Given instruction ▸ Print the records below word for word, but leave out the pictures.
━━━ Data for the task ━━━
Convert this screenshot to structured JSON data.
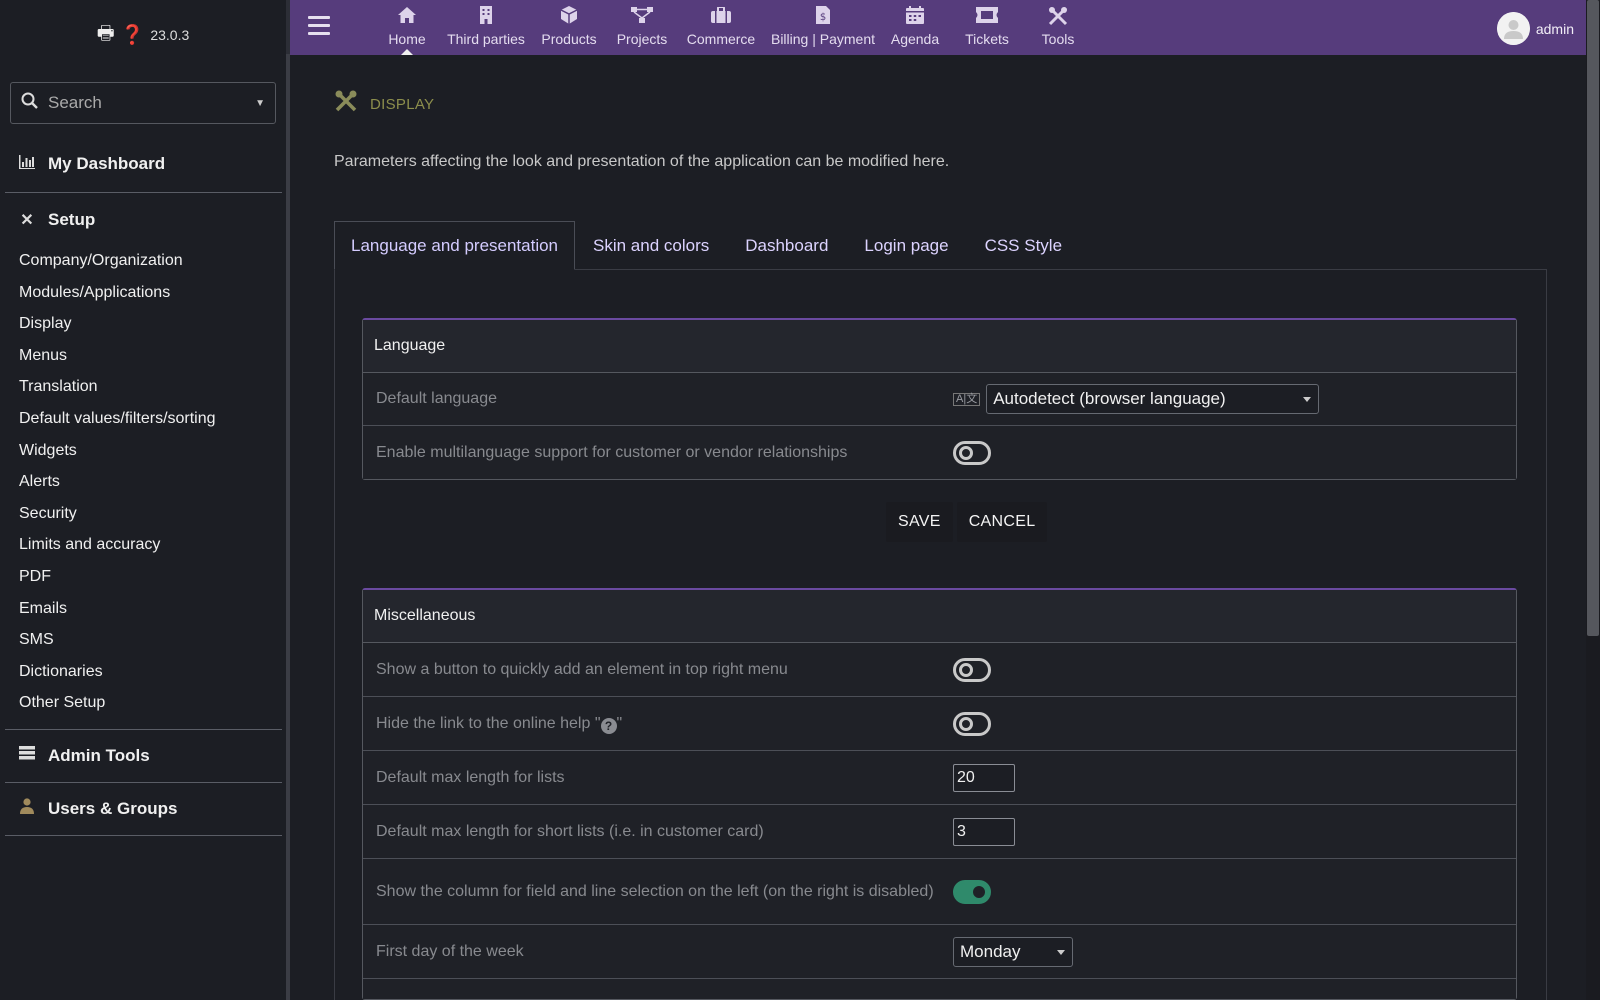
{
  "app": {
    "version": "23.0.3"
  },
  "search": {
    "placeholder": "Search"
  },
  "sidebar": {
    "dashboard": "My Dashboard",
    "setup": "Setup",
    "setup_items": [
      "Company/Organization",
      "Modules/Applications",
      "Display",
      "Menus",
      "Translation",
      "Default values/filters/sorting",
      "Widgets",
      "Alerts",
      "Security",
      "Limits and accuracy",
      "PDF",
      "Emails",
      "SMS",
      "Dictionaries",
      "Other Setup"
    ],
    "admin_tools": "Admin Tools",
    "users_groups": "Users & Groups"
  },
  "topnav": {
    "items": [
      {
        "label": "Home",
        "icon": "home-icon",
        "active": true
      },
      {
        "label": "Third parties",
        "icon": "building-icon"
      },
      {
        "label": "Products",
        "icon": "cube-icon"
      },
      {
        "label": "Projects",
        "icon": "project-icon"
      },
      {
        "label": "Commerce",
        "icon": "suitcase-icon"
      },
      {
        "label": "Billing | Payment",
        "icon": "invoice-icon"
      },
      {
        "label": "Agenda",
        "icon": "calendar-icon"
      },
      {
        "label": "Tickets",
        "icon": "ticket-icon"
      },
      {
        "label": "Tools",
        "icon": "tools-icon"
      }
    ],
    "user": "admin"
  },
  "page": {
    "title": "DISPLAY",
    "description": "Parameters affecting the look and presentation of the application can be modified here."
  },
  "tabs": [
    {
      "label": "Language and presentation",
      "active": true
    },
    {
      "label": "Skin and colors"
    },
    {
      "label": "Dashboard"
    },
    {
      "label": "Login page"
    },
    {
      "label": "CSS Style"
    }
  ],
  "language_box": {
    "title": "Language",
    "default_language_label": "Default language",
    "default_language_value": "Autodetect (browser language)",
    "multilang_label": "Enable multilanguage support for customer or vendor relationships",
    "multilang_on": false
  },
  "buttons": {
    "save": "SAVE",
    "cancel": "CANCEL"
  },
  "misc_box": {
    "title": "Miscellaneous",
    "quick_add_label": "Show a button to quickly add an element in top right menu",
    "quick_add_on": false,
    "hide_help_label": "Hide the link to the online help \"",
    "hide_help_suffix": "\"",
    "hide_help_on": false,
    "max_list_label": "Default max length for lists",
    "max_list_value": "20",
    "max_short_label": "Default max length for short lists (i.e. in customer card)",
    "max_short_value": "3",
    "selection_col_label": "Show the column for field and line selection on the left (on the right is disabled)",
    "selection_col_on": true,
    "first_day_label": "First day of the week",
    "first_day_value": "Monday"
  },
  "colors": {
    "topbar": "#563c7c",
    "accent_toggle": "#2f8a6b",
    "title": "#8c8e4c",
    "tab_text": "#dcd3ff"
  }
}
━━━
Full answer ▸
Convert this screenshot to structured JSON data.
{
  "app": {
    "version": "23.0.3"
  },
  "search": {
    "placeholder": "Search"
  },
  "sidebar": {
    "dashboard": "My Dashboard",
    "setup": "Setup",
    "setup_items": [
      "Company/Organization",
      "Modules/Applications",
      "Display",
      "Menus",
      "Translation",
      "Default values/filters/sorting",
      "Widgets",
      "Alerts",
      "Security",
      "Limits and accuracy",
      "PDF",
      "Emails",
      "SMS",
      "Dictionaries",
      "Other Setup"
    ],
    "admin_tools": "Admin Tools",
    "users_groups": "Users & Groups"
  },
  "topnav": {
    "items": [
      {
        "label": "Home",
        "icon": "home-icon",
        "active": true
      },
      {
        "label": "Third parties",
        "icon": "building-icon"
      },
      {
        "label": "Products",
        "icon": "cube-icon"
      },
      {
        "label": "Projects",
        "icon": "project-icon"
      },
      {
        "label": "Commerce",
        "icon": "suitcase-icon"
      },
      {
        "label": "Billing | Payment",
        "icon": "invoice-icon"
      },
      {
        "label": "Agenda",
        "icon": "calendar-icon"
      },
      {
        "label": "Tickets",
        "icon": "ticket-icon"
      },
      {
        "label": "Tools",
        "icon": "tools-icon"
      }
    ],
    "user": "admin"
  },
  "page": {
    "title": "DISPLAY",
    "description": "Parameters affecting the look and presentation of the application can be modified here."
  },
  "tabs": [
    {
      "label": "Language and presentation",
      "active": true
    },
    {
      "label": "Skin and colors"
    },
    {
      "label": "Dashboard"
    },
    {
      "label": "Login page"
    },
    {
      "label": "CSS Style"
    }
  ],
  "language_box": {
    "title": "Language",
    "default_language_label": "Default language",
    "default_language_value": "Autodetect (browser language)",
    "multilang_label": "Enable multilanguage support for customer or vendor relationships",
    "multilang_on": false
  },
  "buttons": {
    "save": "SAVE",
    "cancel": "CANCEL"
  },
  "misc_box": {
    "title": "Miscellaneous",
    "quick_add_label": "Show a button to quickly add an element in top right menu",
    "quick_add_on": false,
    "hide_help_label": "Hide the link to the online help \"",
    "hide_help_suffix": "\"",
    "hide_help_on": false,
    "max_list_label": "Default max length for lists",
    "max_list_value": "20",
    "max_short_label": "Default max length for short lists (i.e. in customer card)",
    "max_short_value": "3",
    "selection_col_label": "Show the column for field and line selection on the left (on the right is disabled)",
    "selection_col_on": true,
    "first_day_label": "First day of the week",
    "first_day_value": "Monday"
  },
  "colors": {
    "topbar": "#563c7c",
    "accent_toggle": "#2f8a6b",
    "title": "#8c8e4c",
    "tab_text": "#dcd3ff"
  }
}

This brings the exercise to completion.